Of all the lines in the material, how many include the word "shared"? Give only the number.

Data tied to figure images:
========
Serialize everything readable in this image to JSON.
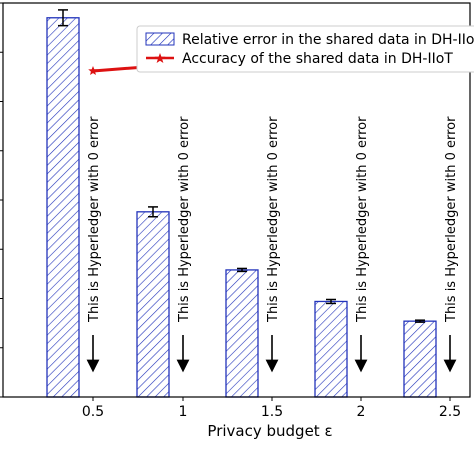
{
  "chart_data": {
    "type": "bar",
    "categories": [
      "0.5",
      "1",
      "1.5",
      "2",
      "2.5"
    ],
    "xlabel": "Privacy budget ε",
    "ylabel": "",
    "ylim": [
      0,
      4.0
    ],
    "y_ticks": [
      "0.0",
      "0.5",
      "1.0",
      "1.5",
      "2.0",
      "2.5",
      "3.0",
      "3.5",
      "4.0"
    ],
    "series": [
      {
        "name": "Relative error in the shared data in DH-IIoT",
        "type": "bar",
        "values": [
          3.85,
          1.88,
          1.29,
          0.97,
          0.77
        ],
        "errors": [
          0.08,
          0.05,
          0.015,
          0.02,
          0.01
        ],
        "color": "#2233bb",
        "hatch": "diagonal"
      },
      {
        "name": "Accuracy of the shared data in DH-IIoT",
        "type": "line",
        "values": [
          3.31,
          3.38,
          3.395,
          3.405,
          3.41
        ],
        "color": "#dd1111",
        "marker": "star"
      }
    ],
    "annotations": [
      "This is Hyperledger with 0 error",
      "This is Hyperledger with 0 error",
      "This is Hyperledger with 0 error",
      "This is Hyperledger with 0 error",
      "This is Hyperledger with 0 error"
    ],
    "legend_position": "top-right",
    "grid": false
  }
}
========
* _The reply_: 2